* [TO BE DONE] Check every line of the material below for the string "method", and return the ones that have it.

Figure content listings

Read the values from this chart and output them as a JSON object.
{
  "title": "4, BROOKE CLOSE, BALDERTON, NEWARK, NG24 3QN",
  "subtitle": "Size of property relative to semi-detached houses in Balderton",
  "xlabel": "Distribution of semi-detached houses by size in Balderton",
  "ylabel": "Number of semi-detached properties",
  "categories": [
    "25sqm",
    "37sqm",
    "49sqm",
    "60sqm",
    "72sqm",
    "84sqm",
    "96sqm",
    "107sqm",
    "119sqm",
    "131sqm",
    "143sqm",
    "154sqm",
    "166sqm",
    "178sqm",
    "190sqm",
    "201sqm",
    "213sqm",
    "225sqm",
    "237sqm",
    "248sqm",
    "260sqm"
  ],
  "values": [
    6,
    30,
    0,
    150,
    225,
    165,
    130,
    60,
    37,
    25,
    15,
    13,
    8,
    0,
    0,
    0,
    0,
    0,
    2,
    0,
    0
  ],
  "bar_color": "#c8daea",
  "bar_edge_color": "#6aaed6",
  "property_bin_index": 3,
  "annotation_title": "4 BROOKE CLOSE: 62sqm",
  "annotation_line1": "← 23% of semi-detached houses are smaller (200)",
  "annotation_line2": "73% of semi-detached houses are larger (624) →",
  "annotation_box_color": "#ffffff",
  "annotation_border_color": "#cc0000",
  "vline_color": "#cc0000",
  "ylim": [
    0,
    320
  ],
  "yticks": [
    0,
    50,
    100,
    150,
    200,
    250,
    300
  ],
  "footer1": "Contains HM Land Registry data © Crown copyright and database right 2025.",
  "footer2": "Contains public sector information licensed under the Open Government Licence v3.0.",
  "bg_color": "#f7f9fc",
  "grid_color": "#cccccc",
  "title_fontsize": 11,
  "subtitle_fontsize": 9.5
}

--

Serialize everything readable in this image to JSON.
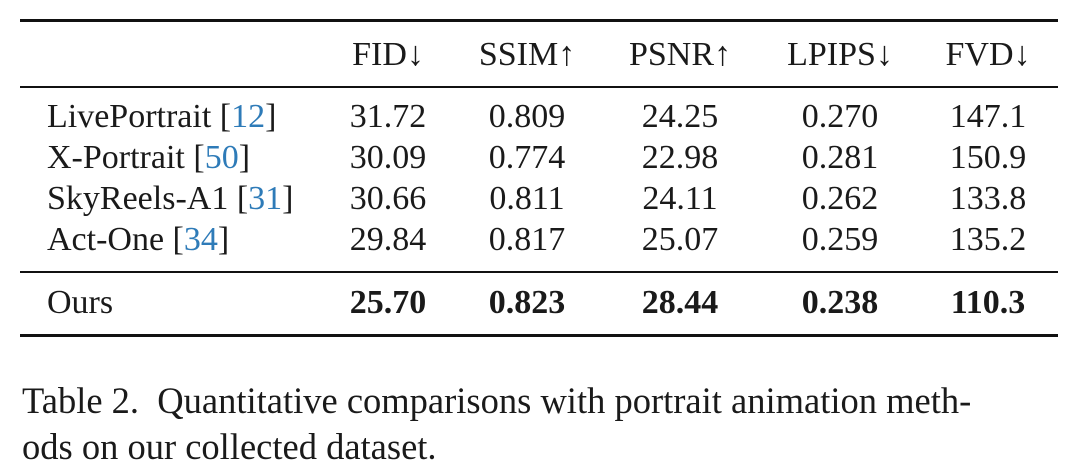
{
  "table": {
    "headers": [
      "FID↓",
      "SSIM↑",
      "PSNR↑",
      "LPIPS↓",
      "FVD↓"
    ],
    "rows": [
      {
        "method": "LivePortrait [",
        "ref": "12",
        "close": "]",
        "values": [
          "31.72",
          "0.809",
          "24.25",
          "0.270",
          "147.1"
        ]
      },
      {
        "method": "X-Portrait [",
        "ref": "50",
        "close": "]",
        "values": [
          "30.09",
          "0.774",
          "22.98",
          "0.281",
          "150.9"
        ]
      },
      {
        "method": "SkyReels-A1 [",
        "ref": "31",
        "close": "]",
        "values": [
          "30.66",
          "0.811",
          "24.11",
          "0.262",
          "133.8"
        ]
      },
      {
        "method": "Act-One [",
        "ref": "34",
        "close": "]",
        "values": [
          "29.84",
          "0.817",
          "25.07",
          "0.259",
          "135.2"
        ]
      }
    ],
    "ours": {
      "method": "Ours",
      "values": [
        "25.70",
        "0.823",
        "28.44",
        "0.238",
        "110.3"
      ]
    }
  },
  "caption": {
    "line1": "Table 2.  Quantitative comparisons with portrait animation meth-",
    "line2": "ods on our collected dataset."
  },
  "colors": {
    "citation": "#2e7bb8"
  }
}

---

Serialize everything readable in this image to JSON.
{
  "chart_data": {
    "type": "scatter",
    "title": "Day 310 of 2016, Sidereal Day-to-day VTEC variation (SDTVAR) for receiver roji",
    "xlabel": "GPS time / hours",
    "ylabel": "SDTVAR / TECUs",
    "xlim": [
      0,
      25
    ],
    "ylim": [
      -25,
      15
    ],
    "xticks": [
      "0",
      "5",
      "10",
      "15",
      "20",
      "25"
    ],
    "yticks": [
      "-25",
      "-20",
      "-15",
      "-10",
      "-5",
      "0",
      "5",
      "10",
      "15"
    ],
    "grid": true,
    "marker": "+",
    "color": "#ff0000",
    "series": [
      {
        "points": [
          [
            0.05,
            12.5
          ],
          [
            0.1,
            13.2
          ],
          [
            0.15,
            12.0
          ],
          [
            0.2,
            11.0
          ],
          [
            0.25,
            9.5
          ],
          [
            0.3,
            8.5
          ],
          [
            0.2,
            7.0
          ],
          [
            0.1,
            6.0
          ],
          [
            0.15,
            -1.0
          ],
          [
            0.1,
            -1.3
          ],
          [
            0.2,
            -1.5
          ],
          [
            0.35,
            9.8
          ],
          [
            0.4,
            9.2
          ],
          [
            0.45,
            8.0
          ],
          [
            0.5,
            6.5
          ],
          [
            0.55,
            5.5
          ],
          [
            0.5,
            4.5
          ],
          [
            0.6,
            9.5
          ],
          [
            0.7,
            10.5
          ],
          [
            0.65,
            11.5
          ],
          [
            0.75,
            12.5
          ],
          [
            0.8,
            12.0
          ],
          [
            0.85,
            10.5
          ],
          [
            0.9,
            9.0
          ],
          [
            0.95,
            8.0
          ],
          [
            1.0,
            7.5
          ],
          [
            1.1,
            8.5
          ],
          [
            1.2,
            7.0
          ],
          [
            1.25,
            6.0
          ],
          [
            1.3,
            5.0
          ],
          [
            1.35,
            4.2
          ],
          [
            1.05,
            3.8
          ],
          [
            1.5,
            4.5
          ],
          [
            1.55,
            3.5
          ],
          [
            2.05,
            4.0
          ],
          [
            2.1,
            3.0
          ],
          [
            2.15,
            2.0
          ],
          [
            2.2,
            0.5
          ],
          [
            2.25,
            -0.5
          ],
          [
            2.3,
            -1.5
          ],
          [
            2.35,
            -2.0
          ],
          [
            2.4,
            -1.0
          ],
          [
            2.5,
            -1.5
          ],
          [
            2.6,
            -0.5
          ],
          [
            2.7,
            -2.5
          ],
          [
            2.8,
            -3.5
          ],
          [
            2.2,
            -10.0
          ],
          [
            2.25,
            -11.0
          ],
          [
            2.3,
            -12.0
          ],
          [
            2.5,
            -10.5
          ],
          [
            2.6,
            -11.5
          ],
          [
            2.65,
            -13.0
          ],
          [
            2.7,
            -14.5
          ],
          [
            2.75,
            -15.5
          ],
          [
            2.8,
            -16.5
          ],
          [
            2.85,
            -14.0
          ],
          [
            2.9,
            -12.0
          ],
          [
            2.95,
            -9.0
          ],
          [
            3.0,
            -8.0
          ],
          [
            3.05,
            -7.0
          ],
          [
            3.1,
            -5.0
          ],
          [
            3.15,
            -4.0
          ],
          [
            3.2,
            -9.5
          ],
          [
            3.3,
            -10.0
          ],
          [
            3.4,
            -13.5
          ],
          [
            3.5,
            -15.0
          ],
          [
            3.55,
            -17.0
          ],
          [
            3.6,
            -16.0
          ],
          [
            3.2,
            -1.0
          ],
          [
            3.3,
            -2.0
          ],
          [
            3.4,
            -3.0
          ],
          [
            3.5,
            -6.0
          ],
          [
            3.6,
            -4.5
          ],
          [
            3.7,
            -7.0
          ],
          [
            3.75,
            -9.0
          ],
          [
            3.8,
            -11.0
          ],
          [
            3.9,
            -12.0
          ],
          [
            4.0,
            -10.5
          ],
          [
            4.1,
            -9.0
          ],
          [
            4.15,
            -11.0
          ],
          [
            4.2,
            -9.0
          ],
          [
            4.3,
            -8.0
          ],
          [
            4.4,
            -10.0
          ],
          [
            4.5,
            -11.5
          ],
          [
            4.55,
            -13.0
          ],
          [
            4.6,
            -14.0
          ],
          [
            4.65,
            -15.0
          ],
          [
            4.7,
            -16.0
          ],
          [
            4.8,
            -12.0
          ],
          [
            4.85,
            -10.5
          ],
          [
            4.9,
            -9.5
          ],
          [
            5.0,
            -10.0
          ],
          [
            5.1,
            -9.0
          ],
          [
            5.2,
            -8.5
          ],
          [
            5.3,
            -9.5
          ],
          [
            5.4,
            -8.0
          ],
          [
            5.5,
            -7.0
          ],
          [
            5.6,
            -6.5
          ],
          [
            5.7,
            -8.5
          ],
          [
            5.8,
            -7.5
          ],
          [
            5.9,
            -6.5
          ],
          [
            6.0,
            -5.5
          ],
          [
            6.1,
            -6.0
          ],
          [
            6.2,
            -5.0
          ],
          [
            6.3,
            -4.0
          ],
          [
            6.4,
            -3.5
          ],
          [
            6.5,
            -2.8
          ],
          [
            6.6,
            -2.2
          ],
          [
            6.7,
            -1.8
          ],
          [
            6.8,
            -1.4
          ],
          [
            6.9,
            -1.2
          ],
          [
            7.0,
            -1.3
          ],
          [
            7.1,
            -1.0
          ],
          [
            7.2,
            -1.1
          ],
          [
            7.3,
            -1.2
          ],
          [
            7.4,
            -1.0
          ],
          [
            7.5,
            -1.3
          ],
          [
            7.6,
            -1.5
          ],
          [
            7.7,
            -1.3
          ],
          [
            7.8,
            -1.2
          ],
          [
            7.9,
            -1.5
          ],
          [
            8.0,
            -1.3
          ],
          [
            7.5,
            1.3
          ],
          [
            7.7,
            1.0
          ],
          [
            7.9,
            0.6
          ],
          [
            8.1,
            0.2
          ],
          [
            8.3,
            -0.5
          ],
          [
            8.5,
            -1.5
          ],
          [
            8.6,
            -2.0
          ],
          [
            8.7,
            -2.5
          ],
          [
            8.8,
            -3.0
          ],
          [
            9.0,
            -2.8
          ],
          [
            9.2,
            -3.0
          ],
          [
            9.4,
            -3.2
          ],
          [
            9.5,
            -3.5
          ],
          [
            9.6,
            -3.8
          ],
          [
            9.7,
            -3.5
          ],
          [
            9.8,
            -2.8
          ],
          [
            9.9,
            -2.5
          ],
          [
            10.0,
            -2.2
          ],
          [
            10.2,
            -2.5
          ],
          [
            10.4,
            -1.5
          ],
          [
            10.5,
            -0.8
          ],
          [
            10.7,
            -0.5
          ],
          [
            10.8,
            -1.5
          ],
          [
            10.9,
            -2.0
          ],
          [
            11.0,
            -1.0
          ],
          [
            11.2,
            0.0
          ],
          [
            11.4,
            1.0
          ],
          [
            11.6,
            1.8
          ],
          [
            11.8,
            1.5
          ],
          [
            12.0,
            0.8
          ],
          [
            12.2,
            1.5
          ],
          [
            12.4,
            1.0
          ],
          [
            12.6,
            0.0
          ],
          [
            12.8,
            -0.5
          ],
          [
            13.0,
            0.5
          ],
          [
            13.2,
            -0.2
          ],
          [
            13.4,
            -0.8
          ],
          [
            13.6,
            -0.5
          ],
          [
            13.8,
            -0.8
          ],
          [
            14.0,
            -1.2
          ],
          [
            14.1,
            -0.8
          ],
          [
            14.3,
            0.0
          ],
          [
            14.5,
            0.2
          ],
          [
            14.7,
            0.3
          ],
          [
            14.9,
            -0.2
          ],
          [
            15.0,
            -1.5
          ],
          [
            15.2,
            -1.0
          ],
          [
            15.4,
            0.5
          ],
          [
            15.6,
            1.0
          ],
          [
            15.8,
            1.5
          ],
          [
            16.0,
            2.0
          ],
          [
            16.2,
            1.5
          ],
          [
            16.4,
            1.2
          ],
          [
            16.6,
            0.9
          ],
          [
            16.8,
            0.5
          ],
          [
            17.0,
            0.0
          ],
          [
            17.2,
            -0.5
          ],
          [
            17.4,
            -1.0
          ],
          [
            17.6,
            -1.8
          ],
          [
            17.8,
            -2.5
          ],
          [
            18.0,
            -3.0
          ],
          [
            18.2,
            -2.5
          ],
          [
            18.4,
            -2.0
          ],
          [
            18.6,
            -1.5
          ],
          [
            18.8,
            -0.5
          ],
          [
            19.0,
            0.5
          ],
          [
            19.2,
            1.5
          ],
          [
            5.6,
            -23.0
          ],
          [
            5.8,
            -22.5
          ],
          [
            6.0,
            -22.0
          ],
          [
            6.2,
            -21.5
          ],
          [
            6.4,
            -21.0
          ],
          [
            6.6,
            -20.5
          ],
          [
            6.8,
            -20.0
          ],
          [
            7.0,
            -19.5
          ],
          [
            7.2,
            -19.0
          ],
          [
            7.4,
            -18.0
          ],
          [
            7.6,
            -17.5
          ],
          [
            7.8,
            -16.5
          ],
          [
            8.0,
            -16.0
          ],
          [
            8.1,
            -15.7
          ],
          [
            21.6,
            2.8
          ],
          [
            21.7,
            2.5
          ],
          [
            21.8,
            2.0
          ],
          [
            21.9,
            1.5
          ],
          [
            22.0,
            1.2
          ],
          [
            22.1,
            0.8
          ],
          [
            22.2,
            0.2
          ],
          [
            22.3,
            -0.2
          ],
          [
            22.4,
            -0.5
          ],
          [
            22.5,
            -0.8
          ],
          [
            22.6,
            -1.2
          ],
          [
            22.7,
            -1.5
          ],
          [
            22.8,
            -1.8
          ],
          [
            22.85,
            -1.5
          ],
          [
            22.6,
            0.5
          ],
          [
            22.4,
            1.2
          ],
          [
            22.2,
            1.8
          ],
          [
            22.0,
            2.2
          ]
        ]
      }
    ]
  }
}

* [EXERCISE ANSWER]
        "method": "LivePortrait [",
        "method": "X-Portrait [",
        "method": "SkyReels-A1 [",
        "method": "Act-One [",
      "method": "Ours",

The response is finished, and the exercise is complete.